EXERCISE DETAILS: In the data below, find each line containing the string "chevron" and return it.

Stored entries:
____
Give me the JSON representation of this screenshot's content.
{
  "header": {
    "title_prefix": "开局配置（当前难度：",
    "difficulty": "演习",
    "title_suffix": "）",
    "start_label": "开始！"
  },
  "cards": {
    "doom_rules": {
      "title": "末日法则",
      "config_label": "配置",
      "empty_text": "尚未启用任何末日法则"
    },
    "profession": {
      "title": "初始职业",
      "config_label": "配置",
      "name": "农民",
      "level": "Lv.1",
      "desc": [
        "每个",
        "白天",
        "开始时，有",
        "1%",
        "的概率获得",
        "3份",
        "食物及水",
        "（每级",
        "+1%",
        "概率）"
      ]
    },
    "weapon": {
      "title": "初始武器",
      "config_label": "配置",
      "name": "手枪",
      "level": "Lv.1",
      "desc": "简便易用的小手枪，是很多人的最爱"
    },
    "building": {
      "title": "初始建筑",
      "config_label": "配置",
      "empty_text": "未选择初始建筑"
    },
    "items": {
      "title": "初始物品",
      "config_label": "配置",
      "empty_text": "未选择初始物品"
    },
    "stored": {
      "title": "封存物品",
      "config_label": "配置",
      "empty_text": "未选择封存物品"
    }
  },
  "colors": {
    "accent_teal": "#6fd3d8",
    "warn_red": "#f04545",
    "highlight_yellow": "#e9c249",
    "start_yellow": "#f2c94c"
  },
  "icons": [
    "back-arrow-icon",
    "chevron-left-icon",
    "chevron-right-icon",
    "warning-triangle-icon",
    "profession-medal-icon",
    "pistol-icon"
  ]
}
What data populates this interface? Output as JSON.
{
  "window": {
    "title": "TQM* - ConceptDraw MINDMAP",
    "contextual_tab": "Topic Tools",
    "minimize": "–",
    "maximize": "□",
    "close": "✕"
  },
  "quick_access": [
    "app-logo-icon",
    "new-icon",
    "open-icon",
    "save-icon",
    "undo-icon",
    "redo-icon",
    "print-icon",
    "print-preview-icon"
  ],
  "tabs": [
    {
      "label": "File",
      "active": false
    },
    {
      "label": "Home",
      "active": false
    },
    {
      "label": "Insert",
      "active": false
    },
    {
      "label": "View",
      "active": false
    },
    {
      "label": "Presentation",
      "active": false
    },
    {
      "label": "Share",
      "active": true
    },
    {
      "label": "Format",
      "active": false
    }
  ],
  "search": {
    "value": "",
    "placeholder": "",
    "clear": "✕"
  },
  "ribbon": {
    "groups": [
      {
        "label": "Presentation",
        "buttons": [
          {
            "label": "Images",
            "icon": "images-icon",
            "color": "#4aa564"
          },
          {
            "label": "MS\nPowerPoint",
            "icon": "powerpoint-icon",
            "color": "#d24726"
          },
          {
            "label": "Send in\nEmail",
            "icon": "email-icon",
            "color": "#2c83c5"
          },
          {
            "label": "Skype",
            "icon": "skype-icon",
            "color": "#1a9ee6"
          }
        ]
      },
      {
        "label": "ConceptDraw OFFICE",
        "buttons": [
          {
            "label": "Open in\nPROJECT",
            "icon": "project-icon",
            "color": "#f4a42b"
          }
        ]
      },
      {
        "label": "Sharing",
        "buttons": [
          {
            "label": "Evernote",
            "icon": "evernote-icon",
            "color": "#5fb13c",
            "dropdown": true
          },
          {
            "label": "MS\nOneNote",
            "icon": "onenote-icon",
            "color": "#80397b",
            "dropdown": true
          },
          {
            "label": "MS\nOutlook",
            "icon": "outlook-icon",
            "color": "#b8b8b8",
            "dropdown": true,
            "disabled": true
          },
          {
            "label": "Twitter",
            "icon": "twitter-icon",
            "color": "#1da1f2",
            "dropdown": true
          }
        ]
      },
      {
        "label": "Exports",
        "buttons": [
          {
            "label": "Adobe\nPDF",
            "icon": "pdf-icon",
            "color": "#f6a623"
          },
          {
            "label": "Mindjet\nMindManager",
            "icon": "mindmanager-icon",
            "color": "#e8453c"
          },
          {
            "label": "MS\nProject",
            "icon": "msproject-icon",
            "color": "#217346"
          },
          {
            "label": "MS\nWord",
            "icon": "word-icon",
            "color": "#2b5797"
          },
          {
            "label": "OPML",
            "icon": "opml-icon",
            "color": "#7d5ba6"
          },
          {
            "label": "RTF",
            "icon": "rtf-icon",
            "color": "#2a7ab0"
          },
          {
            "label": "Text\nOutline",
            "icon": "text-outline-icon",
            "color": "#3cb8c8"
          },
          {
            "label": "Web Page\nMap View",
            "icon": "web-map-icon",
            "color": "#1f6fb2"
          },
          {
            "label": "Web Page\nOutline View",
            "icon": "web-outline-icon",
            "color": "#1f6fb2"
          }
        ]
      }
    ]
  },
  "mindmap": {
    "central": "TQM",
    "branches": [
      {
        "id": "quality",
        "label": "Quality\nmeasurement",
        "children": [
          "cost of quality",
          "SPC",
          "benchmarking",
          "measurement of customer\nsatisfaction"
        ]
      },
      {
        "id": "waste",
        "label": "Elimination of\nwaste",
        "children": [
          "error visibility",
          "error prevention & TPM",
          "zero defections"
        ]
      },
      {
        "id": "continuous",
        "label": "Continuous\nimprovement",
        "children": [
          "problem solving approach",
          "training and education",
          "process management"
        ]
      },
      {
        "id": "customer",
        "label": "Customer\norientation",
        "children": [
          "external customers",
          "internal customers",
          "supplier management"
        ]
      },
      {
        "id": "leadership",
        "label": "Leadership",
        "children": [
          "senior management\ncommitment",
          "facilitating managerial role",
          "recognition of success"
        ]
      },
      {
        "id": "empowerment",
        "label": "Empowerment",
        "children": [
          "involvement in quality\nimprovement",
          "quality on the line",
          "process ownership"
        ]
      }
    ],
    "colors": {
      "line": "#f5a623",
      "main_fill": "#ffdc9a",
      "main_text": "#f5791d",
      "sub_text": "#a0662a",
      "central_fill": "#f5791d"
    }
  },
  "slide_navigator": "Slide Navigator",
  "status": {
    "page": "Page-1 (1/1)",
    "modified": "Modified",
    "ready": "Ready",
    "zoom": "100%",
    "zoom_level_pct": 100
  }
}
____
WRITTEN REPLY:
    "chevron-left-icon",
    "chevron-right-icon",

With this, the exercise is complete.